Brief:
Only the lines from the one with "Read all visible content and emit it as JSON." onward are wanted, through the last line of the entries, set down exactly.

[Rows from a dataset]
□ □ □
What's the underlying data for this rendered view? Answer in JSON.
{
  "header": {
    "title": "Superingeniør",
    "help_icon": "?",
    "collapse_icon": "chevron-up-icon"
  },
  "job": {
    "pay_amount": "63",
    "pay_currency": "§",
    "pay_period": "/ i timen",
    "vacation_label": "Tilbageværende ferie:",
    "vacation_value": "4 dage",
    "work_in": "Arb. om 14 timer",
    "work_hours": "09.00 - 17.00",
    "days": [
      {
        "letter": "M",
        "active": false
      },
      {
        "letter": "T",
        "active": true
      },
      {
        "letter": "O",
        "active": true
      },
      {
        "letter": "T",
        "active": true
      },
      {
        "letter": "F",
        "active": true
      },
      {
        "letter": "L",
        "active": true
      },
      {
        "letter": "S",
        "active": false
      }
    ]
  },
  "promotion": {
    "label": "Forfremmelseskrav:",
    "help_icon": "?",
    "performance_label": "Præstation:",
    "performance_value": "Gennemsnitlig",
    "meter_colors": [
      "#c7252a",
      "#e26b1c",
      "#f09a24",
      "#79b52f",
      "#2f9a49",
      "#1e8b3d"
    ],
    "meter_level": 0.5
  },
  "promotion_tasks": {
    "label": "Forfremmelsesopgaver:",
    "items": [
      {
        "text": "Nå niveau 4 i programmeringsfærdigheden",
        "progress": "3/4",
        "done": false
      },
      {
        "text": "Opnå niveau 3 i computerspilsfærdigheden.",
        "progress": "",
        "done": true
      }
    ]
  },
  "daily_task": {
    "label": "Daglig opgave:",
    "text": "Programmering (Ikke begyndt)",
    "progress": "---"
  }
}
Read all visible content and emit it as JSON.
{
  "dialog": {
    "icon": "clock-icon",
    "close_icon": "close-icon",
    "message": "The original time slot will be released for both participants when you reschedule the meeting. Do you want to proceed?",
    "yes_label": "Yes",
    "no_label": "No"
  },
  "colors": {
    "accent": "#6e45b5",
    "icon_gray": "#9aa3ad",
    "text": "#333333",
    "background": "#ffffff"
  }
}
□ □ □
Result for this task:
Read all visible content and emit it as JSON.
{
  "dialog": {
    "icon": "clock-icon",
    "close_icon": "close-icon",
    "message": "The original time slot will be released for both participants when you reschedule the meeting. Do you want to proceed?",
    "yes_label": "Yes",
    "no_label": "No"
  },
  "colors": {
    "accent": "#6e45b5",
    "icon_gray": "#9aa3ad",
    "text": "#333333",
    "background": "#ffffff"
  }
}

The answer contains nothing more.